>> Begin MATERIAL SHOWN
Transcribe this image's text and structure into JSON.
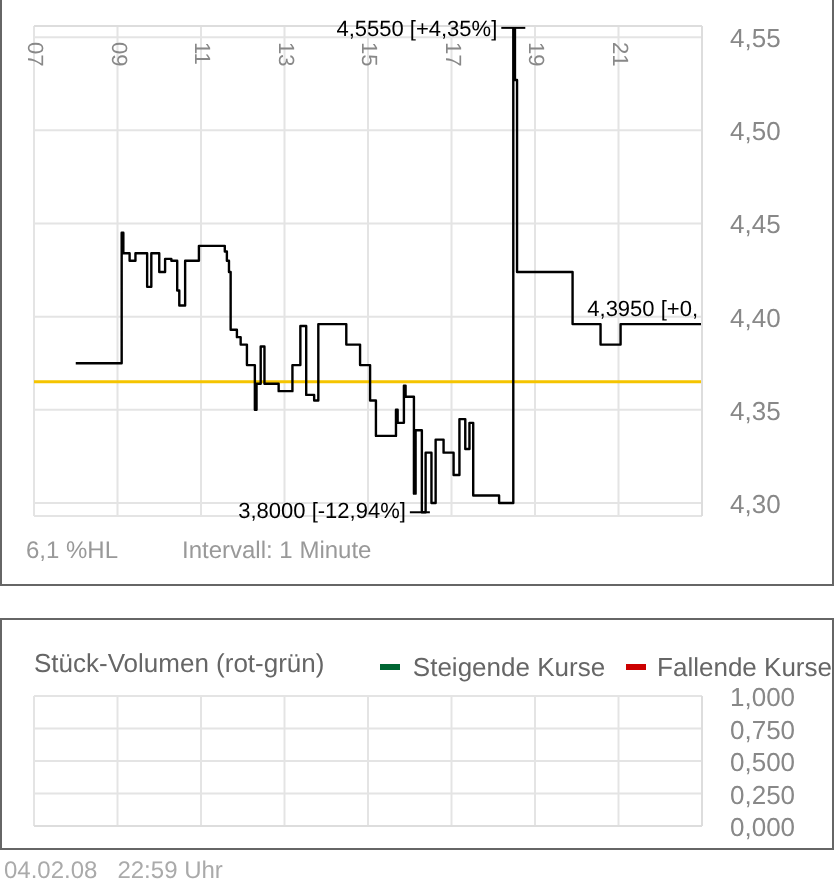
{
  "chart_data": [
    {
      "type": "step",
      "x": [
        8.0,
        9.1,
        9.14,
        9.29,
        9.43,
        9.67,
        9.71,
        9.81,
        9.95,
        10.0,
        10.14,
        10.29,
        10.43,
        10.48,
        10.62,
        10.9,
        10.95,
        11.57,
        11.62,
        11.67,
        11.71,
        11.86,
        11.95,
        12.1,
        12.29,
        12.33,
        12.43,
        12.52,
        12.81,
        12.86,
        13.1,
        13.19,
        13.38,
        13.52,
        13.71,
        13.81,
        14.43,
        14.48,
        14.81,
        15.05,
        15.19,
        15.62,
        15.67,
        15.71,
        15.86,
        15.9,
        16.1,
        16.14,
        16.29,
        16.38,
        16.52,
        16.62,
        16.81,
        17.05,
        17.19,
        17.33,
        17.43,
        17.52,
        18.05,
        18.14,
        18.43,
        18.48,
        18.52,
        18.57,
        19.9,
        20.57,
        21.05,
        23.0
      ],
      "series": [
        {
          "color": "#000000",
          "values": [
            4.375,
            4.445,
            4.434,
            4.43,
            4.434,
            4.434,
            4.416,
            4.434,
            4.434,
            4.424,
            4.431,
            4.43,
            4.414,
            4.406,
            4.43,
            4.43,
            4.438,
            4.435,
            4.43,
            4.424,
            4.393,
            4.389,
            4.385,
            4.374,
            4.35,
            4.364,
            4.384,
            4.364,
            4.364,
            4.36,
            4.36,
            4.374,
            4.395,
            4.358,
            4.355,
            4.396,
            4.396,
            4.385,
            4.374,
            4.355,
            4.336,
            4.336,
            4.35,
            4.343,
            4.363,
            4.357,
            4.305,
            4.339,
            4.295,
            4.327,
            4.3,
            4.334,
            4.327,
            4.315,
            4.345,
            4.329,
            4.343,
            4.304,
            4.304,
            4.3,
            4.3,
            4.555,
            4.527,
            4.424,
            4.396,
            4.385,
            4.396,
            4.396
          ]
        }
      ],
      "xlim": [
        7,
        23
      ],
      "xticks": [
        {
          "value": 7,
          "label": "07"
        },
        {
          "value": 9,
          "label": "09"
        },
        {
          "value": 11,
          "label": "11"
        },
        {
          "value": 13,
          "label": "13"
        },
        {
          "value": 15,
          "label": "15"
        },
        {
          "value": 17,
          "label": "17"
        },
        {
          "value": 19,
          "label": "19"
        },
        {
          "value": 21,
          "label": "21"
        }
      ],
      "ylim": [
        4.293,
        4.556
      ],
      "yticks": [
        {
          "value": 4.3,
          "label": "4,30"
        },
        {
          "value": 4.35,
          "label": "4,35"
        },
        {
          "value": 4.4,
          "label": "4,40"
        },
        {
          "value": 4.45,
          "label": "4,45"
        },
        {
          "value": 4.5,
          "label": "4,50"
        },
        {
          "value": 4.55,
          "label": "4,55"
        }
      ],
      "grid": true,
      "ref_lines": [
        {
          "axis": "y",
          "value": 4.365,
          "color": "#f5c400"
        }
      ],
      "annotations": [
        {
          "text": "4,5550 [+4,35%]",
          "x": 18.48,
          "y": 4.555
        },
        "3,8000 [-12,94%]",
        "4,3950 [+0,",
        "6,1 %HL",
        "Intervall: 1 Minute"
      ]
    },
    {
      "type": "bar",
      "title": "Stück-Volumen (rot-grün)",
      "categories": [
        null,
        null,
        null,
        null,
        null,
        null,
        null,
        null
      ],
      "series": [
        {
          "name": "Steigende Kurse",
          "color": "#006633",
          "values": [
            0,
            0,
            0,
            0,
            0,
            0,
            0,
            0
          ]
        },
        {
          "name": "Fallende Kurse",
          "color": "#cc0000",
          "values": [
            0,
            0,
            0,
            0,
            0,
            0,
            0,
            0
          ]
        }
      ],
      "ylim": [
        0,
        1
      ],
      "yticks": [
        {
          "value": 0,
          "label": "0,000"
        },
        {
          "value": 0.25,
          "label": "0,250"
        },
        {
          "value": 0.5,
          "label": "0,500"
        },
        {
          "value": 0.75,
          "label": "0,750"
        },
        {
          "value": 1,
          "label": "1,000"
        }
      ],
      "tick_labels": "y",
      "grid": true,
      "legend": "top right",
      "annotations": [
        "04.02.08   22:59 Uhr"
      ]
    }
  ]
}
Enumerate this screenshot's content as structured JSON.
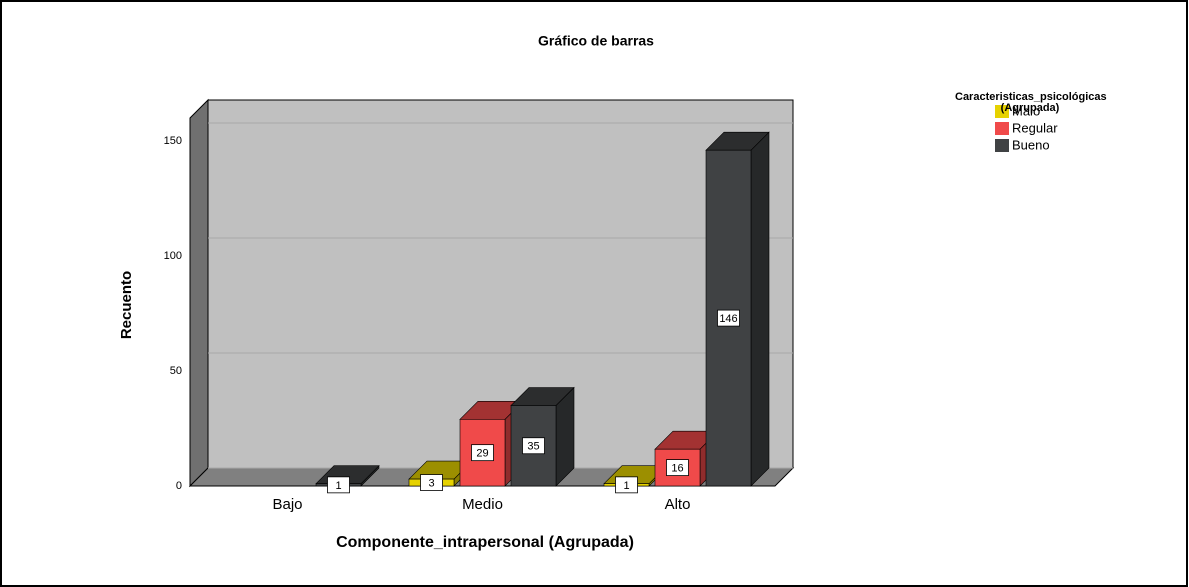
{
  "chart_data": {
    "type": "bar3d",
    "title": "Gráfico de barras",
    "x_label": "Componente_intrapersonal (Agrupada)",
    "y_label": "Recuento",
    "legend_title": "Caracteristicas_psicológicas (Agrupada)",
    "categories": [
      "Bajo",
      "Medio",
      "Alto"
    ],
    "series": [
      {
        "name": "Malo",
        "color": "#e6d200",
        "values": [
          null,
          3,
          1
        ]
      },
      {
        "name": "Regular",
        "color": "#f04a4a",
        "values": [
          null,
          29,
          16
        ]
      },
      {
        "name": "Bueno",
        "color": "#404244",
        "values": [
          1,
          35,
          146
        ]
      }
    ],
    "ylim": [
      0,
      160
    ],
    "yticks": [
      0,
      50,
      100,
      150
    ],
    "grid": true
  }
}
>> End MATERIAL SHOWN
(REQUEST) Quote everything in the listing above exactly; pictures are the only thing to omit.

(SOLUTION FOR THIS EXERCISE)
Transcribe this image's text and structure into JSON.
{
  "chart_data": [
    {
      "type": "step",
      "x": [
        8.0,
        9.1,
        9.14,
        9.29,
        9.43,
        9.67,
        9.71,
        9.81,
        9.95,
        10.0,
        10.14,
        10.29,
        10.43,
        10.48,
        10.62,
        10.9,
        10.95,
        11.57,
        11.62,
        11.67,
        11.71,
        11.86,
        11.95,
        12.1,
        12.29,
        12.33,
        12.43,
        12.52,
        12.81,
        12.86,
        13.1,
        13.19,
        13.38,
        13.52,
        13.71,
        13.81,
        14.43,
        14.48,
        14.81,
        15.05,
        15.19,
        15.62,
        15.67,
        15.71,
        15.86,
        15.9,
        16.1,
        16.14,
        16.29,
        16.38,
        16.52,
        16.62,
        16.81,
        17.05,
        17.19,
        17.33,
        17.43,
        17.52,
        18.05,
        18.14,
        18.43,
        18.48,
        18.52,
        18.57,
        19.9,
        20.57,
        21.05,
        23.0
      ],
      "series": [
        {
          "color": "#000000",
          "values": [
            4.375,
            4.445,
            4.434,
            4.43,
            4.434,
            4.434,
            4.416,
            4.434,
            4.434,
            4.424,
            4.431,
            4.43,
            4.414,
            4.406,
            4.43,
            4.43,
            4.438,
            4.435,
            4.43,
            4.424,
            4.393,
            4.389,
            4.385,
            4.374,
            4.35,
            4.364,
            4.384,
            4.364,
            4.364,
            4.36,
            4.36,
            4.374,
            4.395,
            4.358,
            4.355,
            4.396,
            4.396,
            4.385,
            4.374,
            4.355,
            4.336,
            4.336,
            4.35,
            4.343,
            4.363,
            4.357,
            4.305,
            4.339,
            4.295,
            4.327,
            4.3,
            4.334,
            4.327,
            4.315,
            4.345,
            4.329,
            4.343,
            4.304,
            4.304,
            4.3,
            4.3,
            4.555,
            4.527,
            4.424,
            4.396,
            4.385,
            4.396,
            4.396
          ]
        }
      ],
      "xlim": [
        7,
        23
      ],
      "xticks": [
        {
          "value": 7,
          "label": "07"
        },
        {
          "value": 9,
          "label": "09"
        },
        {
          "value": 11,
          "label": "11"
        },
        {
          "value": 13,
          "label": "13"
        },
        {
          "value": 15,
          "label": "15"
        },
        {
          "value": 17,
          "label": "17"
        },
        {
          "value": 19,
          "label": "19"
        },
        {
          "value": 21,
          "label": "21"
        }
      ],
      "ylim": [
        4.293,
        4.556
      ],
      "yticks": [
        {
          "value": 4.3,
          "label": "4,30"
        },
        {
          "value": 4.35,
          "label": "4,35"
        },
        {
          "value": 4.4,
          "label": "4,40"
        },
        {
          "value": 4.45,
          "label": "4,45"
        },
        {
          "value": 4.5,
          "label": "4,50"
        },
        {
          "value": 4.55,
          "label": "4,55"
        }
      ],
      "grid": true,
      "ref_lines": [
        {
          "axis": "y",
          "value": 4.365,
          "color": "#f5c400"
        }
      ],
      "annotations": [
        {
          "text": "4,5550 [+4,35%]",
          "x": 18.48,
          "y": 4.555
        },
        "3,8000 [-12,94%]",
        "4,3950 [+0,",
        "6,1 %HL",
        "Intervall: 1 Minute"
      ]
    },
    {
      "type": "bar",
      "title": "Stück-Volumen (rot-grün)",
      "categories": [
        null,
        null,
        null,
        null,
        null,
        null,
        null,
        null
      ],
      "series": [
        {
          "name": "Steigende Kurse",
          "color": "#006633",
          "values": [
            0,
            0,
            0,
            0,
            0,
            0,
            0,
            0
          ]
        },
        {
          "name": "Fallende Kurse",
          "color": "#cc0000",
          "values": [
            0,
            0,
            0,
            0,
            0,
            0,
            0,
            0
          ]
        }
      ],
      "ylim": [
        0,
        1
      ],
      "yticks": [
        {
          "value": 0,
          "label": "0,000"
        },
        {
          "value": 0.25,
          "label": "0,250"
        },
        {
          "value": 0.5,
          "label": "0,500"
        },
        {
          "value": 0.75,
          "label": "0,750"
        },
        {
          "value": 1,
          "label": "1,000"
        }
      ],
      "tick_labels": "y",
      "grid": true,
      "legend": "top right",
      "annotations": [
        "04.02.08   22:59 Uhr"
      ]
    }
  ]
}
Enumerate this screenshot's content as structured JSON.
{
  "chart_data": {
    "type": "bar3d",
    "title": "Gráfico de barras",
    "x_label": "Componente_intrapersonal (Agrupada)",
    "y_label": "Recuento",
    "legend_title": "Caracteristicas_psicológicas (Agrupada)",
    "categories": [
      "Bajo",
      "Medio",
      "Alto"
    ],
    "series": [
      {
        "name": "Malo",
        "color": "#e6d200",
        "values": [
          null,
          3,
          1
        ]
      },
      {
        "name": "Regular",
        "color": "#f04a4a",
        "values": [
          null,
          29,
          16
        ]
      },
      {
        "name": "Bueno",
        "color": "#404244",
        "values": [
          1,
          35,
          146
        ]
      }
    ],
    "ylim": [
      0,
      160
    ],
    "yticks": [
      0,
      50,
      100,
      150
    ],
    "grid": true
  }
}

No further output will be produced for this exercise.